=== REQUIREMENT ===
Give the listing again character for character, but drop the images.

=== SUPPLIED ENTRIES ===
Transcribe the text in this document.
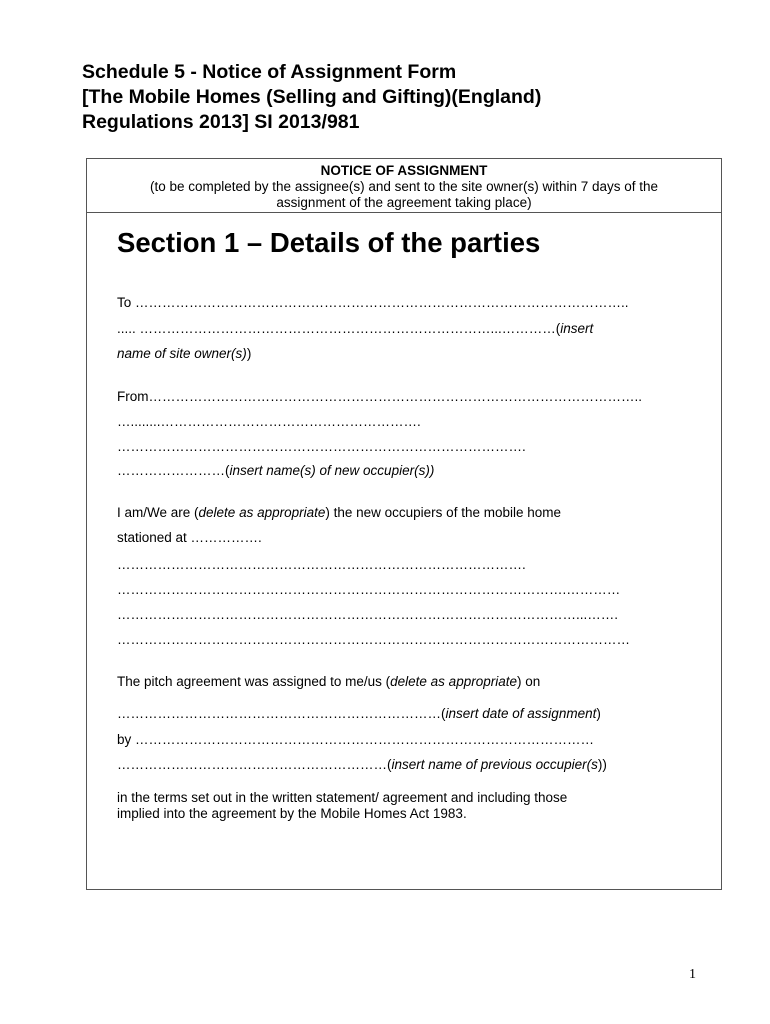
Schedule 5 - Notice of Assignment Form
[The Mobile Homes (Selling and Gifting)(England)
Regulations 2013] SI 2013/981
NOTICE OF ASSIGNMENT
(to be completed by the assignee(s) and sent to the site owner(s) within 7 days of the
assignment of the agreement taking place)
Section 1 – Details of the parties
To ………………………………………………………………………………………………..
..... ……………………………………………………………………...…………(insert
name of site owner(s))
From………………………………………………………………………………………………..
…........………………………………………………….
……………………………………………………………………………….
……………………(insert name(s) of new occupier(s))
I am/We are (delete as appropriate) the new occupiers of the mobile home
stationed at …………….
……………………………………………………………………………….
……………………………………………………………………………………….…………
…………………………………………………………………………………………...…….
……………………………………………………………………………………………………
The pitch agreement was assigned to me/us (delete as appropriate) on
………………………………………………………………(insert date of assignment)
by …………………………………………………………………………………………
……………………………………………………(insert name of previous occupier(s))
in the terms set out in the written statement/ agreement and including those
implied into the agreement by the Mobile Homes Act 1983.
1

=== ANSWER TO THE EXERCISE ===
Transcribe the text in this document.
Schedule 5 - Notice of Assignment Form
[The Mobile Homes (Selling and Gifting)(England)
Regulations 2013] SI 2013/981
NOTICE OF ASSIGNMENT
(to be completed by the assignee(s) and sent to the site owner(s) within 7 days of the
assignment of the agreement taking place)
Section 1 – Details of the parties
To ………………………………………………………………………………………………..
..... ……………………………………………………………………...…………(insert
name of site owner(s))
From………………………………………………………………………………………………..
…........………………………………………………….
……………………………………………………………………………….
……………………(insert name(s) of new occupier(s))
I am/We are (delete as appropriate) the new occupiers of the mobile home
stationed at …………….
……………………………………………………………………………….
……………………………………………………………………………………….…………
…………………………………………………………………………………………...…….
……………………………………………………………………………………………………
The pitch agreement was assigned to me/us (delete as appropriate) on
………………………………………………………………(insert date of assignment)
by …………………………………………………………………………………………
……………………………………………………(insert name of previous occupier(s))
in the terms set out in the written statement/ agreement and including those
implied into the agreement by the Mobile Homes Act 1983.
1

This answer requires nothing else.